**Task description:** Copy every line of the data that contains the string "true".

'''

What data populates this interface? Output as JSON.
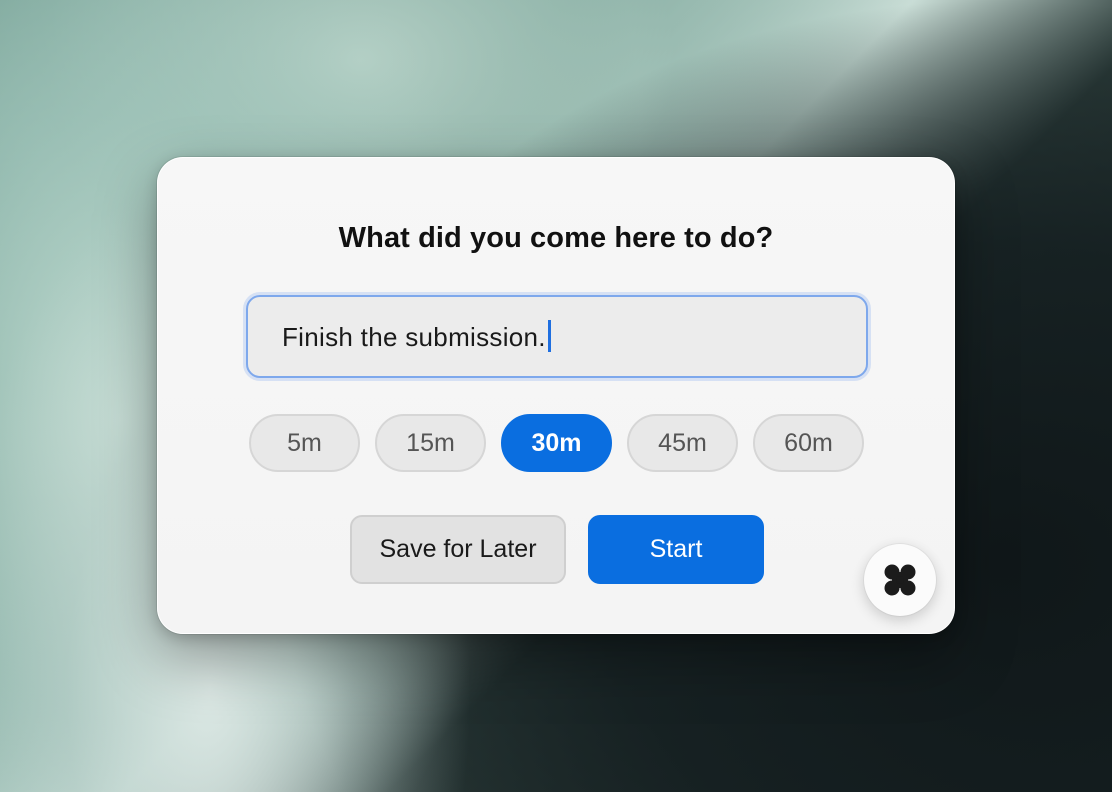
{
  "dialog": {
    "title": "What did you come here to do?",
    "input": {
      "value": "Finish the submission.",
      "focused": true
    },
    "durations": [
      {
        "label": "5m",
        "selected": false
      },
      {
        "label": "15m",
        "selected": false
      },
      {
        "label": "30m",
        "selected": true
      },
      {
        "label": "45m",
        "selected": false
      },
      {
        "label": "60m",
        "selected": false
      }
    ],
    "buttons": {
      "save_later": "Save for Later",
      "start": "Start"
    }
  },
  "app_badge": {
    "icon": "app-logo-icon"
  },
  "colors": {
    "accent": "#0a6ee0",
    "focus_ring": "#7ea8ec",
    "pill_bg": "#e8e8e8",
    "dialog_bg": "#f6f6f6"
  }
}
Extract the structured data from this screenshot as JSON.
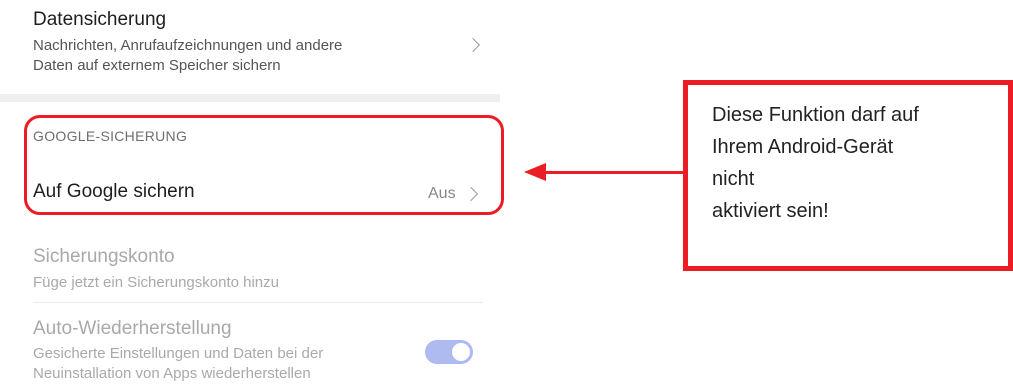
{
  "settings": {
    "backup": {
      "title": "Datensicherung",
      "subtitle_line1": "Nachrichten, Anrufaufzeichnungen und andere",
      "subtitle_line2": "Daten auf externem Speicher sichern"
    },
    "google_section": {
      "header": "GOOGLE-SICHERUNG",
      "backup_to_google": {
        "title": "Auf Google sichern",
        "value": "Aus"
      }
    },
    "backup_account": {
      "title": "Sicherungskonto",
      "subtitle": "Füge jetzt ein Sicherungskonto hinzu"
    },
    "auto_restore": {
      "title": "Auto-Wiederherstellung",
      "subtitle_line1": "Gesicherte Einstellungen und Daten bei der",
      "subtitle_line2": "Neuinstallation von Apps wiederherstellen",
      "toggle_state": "on"
    }
  },
  "annotation": {
    "color": "#ec1c24",
    "lines": [
      "Diese Funktion darf auf",
      "Ihrem Android-Gerät",
      "nicht",
      "aktiviert sein!"
    ]
  }
}
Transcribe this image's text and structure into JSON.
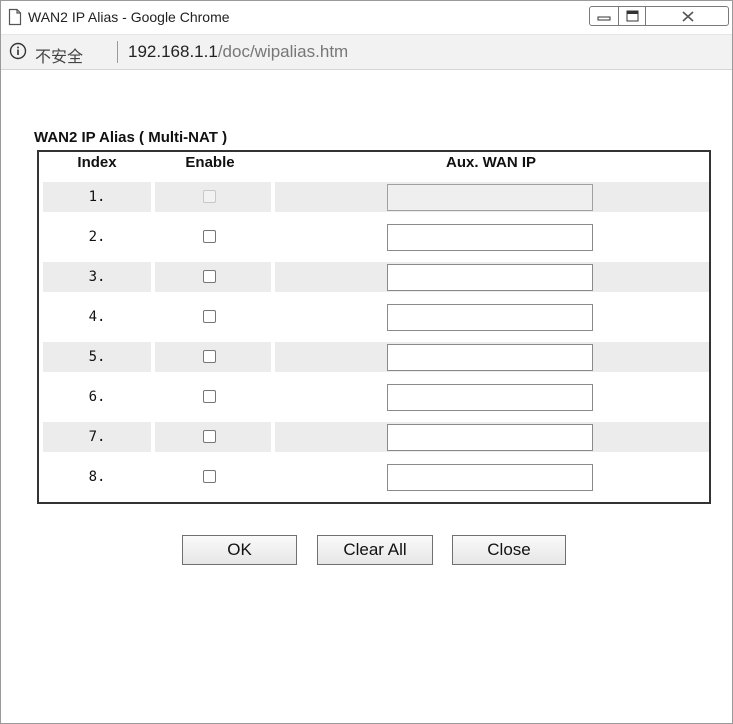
{
  "window": {
    "title": "WAN2 IP Alias - Google Chrome"
  },
  "addressbar": {
    "security_label": "不安全",
    "url_host": "192.168.1.1",
    "url_path": "/doc/wipalias.htm"
  },
  "section": {
    "title": "WAN2 IP Alias ( Multi-NAT )"
  },
  "table": {
    "headers": {
      "index": "Index",
      "enable": "Enable",
      "aux_wan_ip": "Aux. WAN IP"
    },
    "rows": [
      {
        "index": "1.",
        "enabled": false,
        "disabled": true,
        "ip": ""
      },
      {
        "index": "2.",
        "enabled": false,
        "disabled": false,
        "ip": ""
      },
      {
        "index": "3.",
        "enabled": false,
        "disabled": false,
        "ip": ""
      },
      {
        "index": "4.",
        "enabled": false,
        "disabled": false,
        "ip": ""
      },
      {
        "index": "5.",
        "enabled": false,
        "disabled": false,
        "ip": ""
      },
      {
        "index": "6.",
        "enabled": false,
        "disabled": false,
        "ip": ""
      },
      {
        "index": "7.",
        "enabled": false,
        "disabled": false,
        "ip": ""
      },
      {
        "index": "8.",
        "enabled": false,
        "disabled": false,
        "ip": ""
      }
    ]
  },
  "buttons": {
    "ok": "OK",
    "clear_all": "Clear All",
    "close": "Close"
  },
  "icons": {
    "page": "page-icon",
    "info": "info-icon",
    "minimize": "minimize-icon",
    "maximize": "maximize-icon",
    "close": "close-icon"
  }
}
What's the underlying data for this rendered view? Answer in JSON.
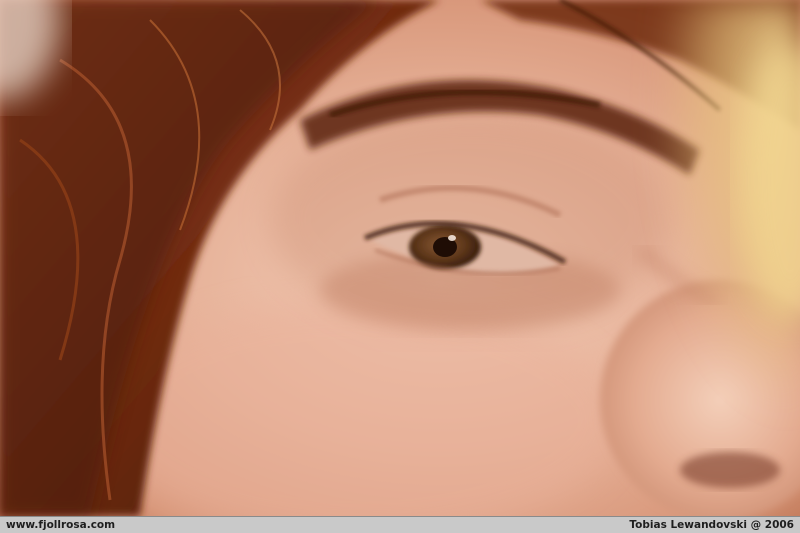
{
  "photo": {
    "subject": "close-up-face-eye",
    "palette": {
      "skin": "#e7b39a",
      "skin_light": "#f1c9b4",
      "skin_shadow": "#c98a6e",
      "hair": "#7a2f12",
      "hair_dark": "#4a1a08",
      "iris": "#5a3418",
      "pupil": "#1f0d05",
      "sclera": "#d9b3a0",
      "blur_yellow": "#f2d690"
    }
  },
  "footer": {
    "website": "www.fjollrosa.com",
    "credit": "Tobias Lewandovski @ 2006"
  }
}
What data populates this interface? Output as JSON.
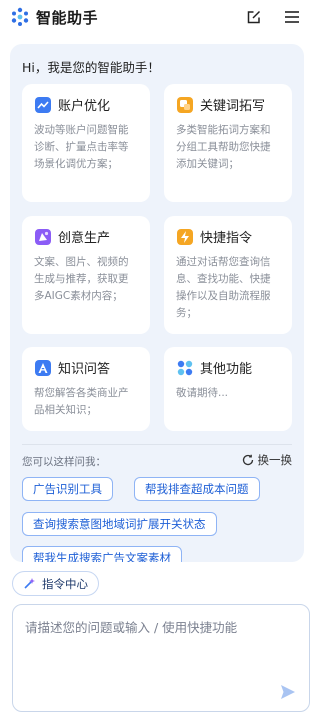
{
  "header": {
    "title": "智能助手",
    "actions": [
      "edit-icon",
      "menu-icon"
    ]
  },
  "panel": {
    "greeting": "Hi，我是您的智能助手！",
    "cards": [
      {
        "icon": "trend-chart-icon",
        "title": "账户优化",
        "desc": "波动等账户问题智能诊断、扩量点击率等场景化调优方案；",
        "color": "#3d7bf2"
      },
      {
        "icon": "keyword-expand-icon",
        "title": "关键词拓写",
        "desc": "多类智能拓词方案和分组工具帮助您快捷添加关键词；",
        "color": "#f5a623"
      },
      {
        "icon": "creative-icon",
        "title": "创意生产",
        "desc": "文案、图片、视频的生成与推荐，获取更多AIGC素材内容；",
        "color": "#8b5cf6"
      },
      {
        "icon": "lightning-command-icon",
        "title": "快捷指令",
        "desc": "通过对话帮您查询信息、查找功能、快捷操作以及自助流程服务；",
        "color": "#f5a623"
      },
      {
        "icon": "knowledge-qa-icon",
        "title": "知识问答",
        "desc": "帮您解答各类商业产品相关知识；",
        "color": "#3d7bf2"
      },
      {
        "icon": "other-functions-icon",
        "title": "其他功能",
        "desc": "敬请期待...",
        "color": "#3d7bf2"
      }
    ],
    "ask_label": "您可以这样问我：",
    "refresh_label": "换一换",
    "suggestions": [
      "广告识别工具",
      "帮我排查超成本问题",
      "查询搜索意图地域词扩展开关状态",
      "帮我生成搜索广告文案素材"
    ]
  },
  "command_center": {
    "label": "指令中心"
  },
  "input": {
    "placeholder": "请描述您的问题或输入 / 使用快捷功能",
    "value": ""
  },
  "colors": {
    "accent": "#1e5fd6",
    "panel_bg": "#eef3fb",
    "chip_border": "#8fb4f5"
  }
}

'''

**Written response:**
      "focused": true
        "selected": true
        "disabled": true,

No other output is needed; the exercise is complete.